##### INFORMATION SHOWN #####

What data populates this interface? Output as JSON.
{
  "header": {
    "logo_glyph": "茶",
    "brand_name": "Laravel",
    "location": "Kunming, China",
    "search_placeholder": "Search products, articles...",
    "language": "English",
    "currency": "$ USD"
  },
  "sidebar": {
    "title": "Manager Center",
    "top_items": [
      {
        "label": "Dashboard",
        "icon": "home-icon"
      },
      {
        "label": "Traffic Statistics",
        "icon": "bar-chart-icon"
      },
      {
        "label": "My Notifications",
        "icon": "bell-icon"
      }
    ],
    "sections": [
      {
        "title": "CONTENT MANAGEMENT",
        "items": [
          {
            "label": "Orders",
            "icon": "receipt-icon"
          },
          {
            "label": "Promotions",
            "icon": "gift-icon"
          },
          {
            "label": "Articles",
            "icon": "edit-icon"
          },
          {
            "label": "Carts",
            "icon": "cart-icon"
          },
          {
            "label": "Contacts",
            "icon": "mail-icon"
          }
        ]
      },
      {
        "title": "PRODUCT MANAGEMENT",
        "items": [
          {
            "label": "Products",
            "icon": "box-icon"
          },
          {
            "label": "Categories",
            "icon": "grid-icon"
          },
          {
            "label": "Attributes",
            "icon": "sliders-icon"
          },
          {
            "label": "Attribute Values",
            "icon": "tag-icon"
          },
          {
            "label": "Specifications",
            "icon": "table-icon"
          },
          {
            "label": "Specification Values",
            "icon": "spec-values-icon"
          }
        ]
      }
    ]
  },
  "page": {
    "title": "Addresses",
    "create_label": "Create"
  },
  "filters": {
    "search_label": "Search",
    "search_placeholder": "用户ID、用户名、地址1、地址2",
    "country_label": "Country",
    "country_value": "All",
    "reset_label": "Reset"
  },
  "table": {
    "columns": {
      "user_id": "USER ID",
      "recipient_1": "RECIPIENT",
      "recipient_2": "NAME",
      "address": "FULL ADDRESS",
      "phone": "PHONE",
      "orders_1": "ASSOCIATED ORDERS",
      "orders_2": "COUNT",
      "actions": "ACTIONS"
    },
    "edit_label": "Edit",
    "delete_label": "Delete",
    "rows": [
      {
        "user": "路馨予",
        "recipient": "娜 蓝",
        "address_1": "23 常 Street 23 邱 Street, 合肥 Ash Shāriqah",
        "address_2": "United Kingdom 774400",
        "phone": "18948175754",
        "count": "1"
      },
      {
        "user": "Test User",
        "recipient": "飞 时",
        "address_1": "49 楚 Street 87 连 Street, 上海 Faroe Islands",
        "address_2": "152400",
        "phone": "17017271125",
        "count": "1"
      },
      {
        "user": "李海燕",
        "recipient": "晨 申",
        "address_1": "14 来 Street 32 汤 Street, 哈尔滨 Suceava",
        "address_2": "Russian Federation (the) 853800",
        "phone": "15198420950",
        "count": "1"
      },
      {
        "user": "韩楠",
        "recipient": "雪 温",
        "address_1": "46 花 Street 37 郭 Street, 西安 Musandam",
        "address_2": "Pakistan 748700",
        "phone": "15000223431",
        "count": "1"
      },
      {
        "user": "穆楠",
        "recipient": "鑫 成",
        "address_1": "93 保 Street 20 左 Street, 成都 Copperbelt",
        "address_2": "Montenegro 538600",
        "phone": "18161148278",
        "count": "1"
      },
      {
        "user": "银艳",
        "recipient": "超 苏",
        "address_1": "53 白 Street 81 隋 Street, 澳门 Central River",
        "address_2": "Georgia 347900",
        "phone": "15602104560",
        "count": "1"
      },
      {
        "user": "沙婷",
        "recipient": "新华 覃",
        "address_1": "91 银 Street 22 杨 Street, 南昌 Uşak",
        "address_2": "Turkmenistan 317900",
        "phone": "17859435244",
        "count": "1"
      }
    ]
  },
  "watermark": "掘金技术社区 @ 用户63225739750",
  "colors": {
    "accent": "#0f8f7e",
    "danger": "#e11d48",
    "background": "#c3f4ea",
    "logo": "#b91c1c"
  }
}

#####

## WRITTEN TASK
Copy the data above exactly. Every line must be included.

## RESPONSE
What data populates this interface? Output as JSON.
{
  "header": {
    "logo_glyph": "茶",
    "brand_name": "Laravel",
    "location": "Kunming, China",
    "search_placeholder": "Search products, articles...",
    "language": "English",
    "currency": "$ USD"
  },
  "sidebar": {
    "title": "Manager Center",
    "top_items": [
      {
        "label": "Dashboard",
        "icon": "home-icon"
      },
      {
        "label": "Traffic Statistics",
        "icon": "bar-chart-icon"
      },
      {
        "label": "My Notifications",
        "icon": "bell-icon"
      }
    ],
    "sections": [
      {
        "title": "CONTENT MANAGEMENT",
        "items": [
          {
            "label": "Orders",
            "icon": "receipt-icon"
          },
          {
            "label": "Promotions",
            "icon": "gift-icon"
          },
          {
            "label": "Articles",
            "icon": "edit-icon"
          },
          {
            "label": "Carts",
            "icon": "cart-icon"
          },
          {
            "label": "Contacts",
            "icon": "mail-icon"
          }
        ]
      },
      {
        "title": "PRODUCT MANAGEMENT",
        "items": [
          {
            "label": "Products",
            "icon": "box-icon"
          },
          {
            "label": "Categories",
            "icon": "grid-icon"
          },
          {
            "label": "Attributes",
            "icon": "sliders-icon"
          },
          {
            "label": "Attribute Values",
            "icon": "tag-icon"
          },
          {
            "label": "Specifications",
            "icon": "table-icon"
          },
          {
            "label": "Specification Values",
            "icon": "spec-values-icon"
          }
        ]
      }
    ]
  },
  "page": {
    "title": "Addresses",
    "create_label": "Create"
  },
  "filters": {
    "search_label": "Search",
    "search_placeholder": "用户ID、用户名、地址1、地址2",
    "country_label": "Country",
    "country_value": "All",
    "reset_label": "Reset"
  },
  "table": {
    "columns": {
      "user_id": "USER ID",
      "recipient_1": "RECIPIENT",
      "recipient_2": "NAME",
      "address": "FULL ADDRESS",
      "phone": "PHONE",
      "orders_1": "ASSOCIATED ORDERS",
      "orders_2": "COUNT",
      "actions": "ACTIONS"
    },
    "edit_label": "Edit",
    "delete_label": "Delete",
    "rows": [
      {
        "user": "路馨予",
        "recipient": "娜 蓝",
        "address_1": "23 常 Street 23 邱 Street, 合肥 Ash Shāriqah",
        "address_2": "United Kingdom 774400",
        "phone": "18948175754",
        "count": "1"
      },
      {
        "user": "Test User",
        "recipient": "飞 时",
        "address_1": "49 楚 Street 87 连 Street, 上海 Faroe Islands",
        "address_2": "152400",
        "phone": "17017271125",
        "count": "1"
      },
      {
        "user": "李海燕",
        "recipient": "晨 申",
        "address_1": "14 来 Street 32 汤 Street, 哈尔滨 Suceava",
        "address_2": "Russian Federation (the) 853800",
        "phone": "15198420950",
        "count": "1"
      },
      {
        "user": "韩楠",
        "recipient": "雪 温",
        "address_1": "46 花 Street 37 郭 Street, 西安 Musandam",
        "address_2": "Pakistan 748700",
        "phone": "15000223431",
        "count": "1"
      },
      {
        "user": "穆楠",
        "recipient": "鑫 成",
        "address_1": "93 保 Street 20 左 Street, 成都 Copperbelt",
        "address_2": "Montenegro 538600",
        "phone": "18161148278",
        "count": "1"
      },
      {
        "user": "银艳",
        "recipient": "超 苏",
        "address_1": "53 白 Street 81 隋 Street, 澳门 Central River",
        "address_2": "Georgia 347900",
        "phone": "15602104560",
        "count": "1"
      },
      {
        "user": "沙婷",
        "recipient": "新华 覃",
        "address_1": "91 银 Street 22 杨 Street, 南昌 Uşak",
        "address_2": "Turkmenistan 317900",
        "phone": "17859435244",
        "count": "1"
      }
    ]
  },
  "watermark": "掘金技术社区 @ 用户63225739750",
  "colors": {
    "accent": "#0f8f7e",
    "danger": "#e11d48",
    "background": "#c3f4ea",
    "logo": "#b91c1c"
  }
}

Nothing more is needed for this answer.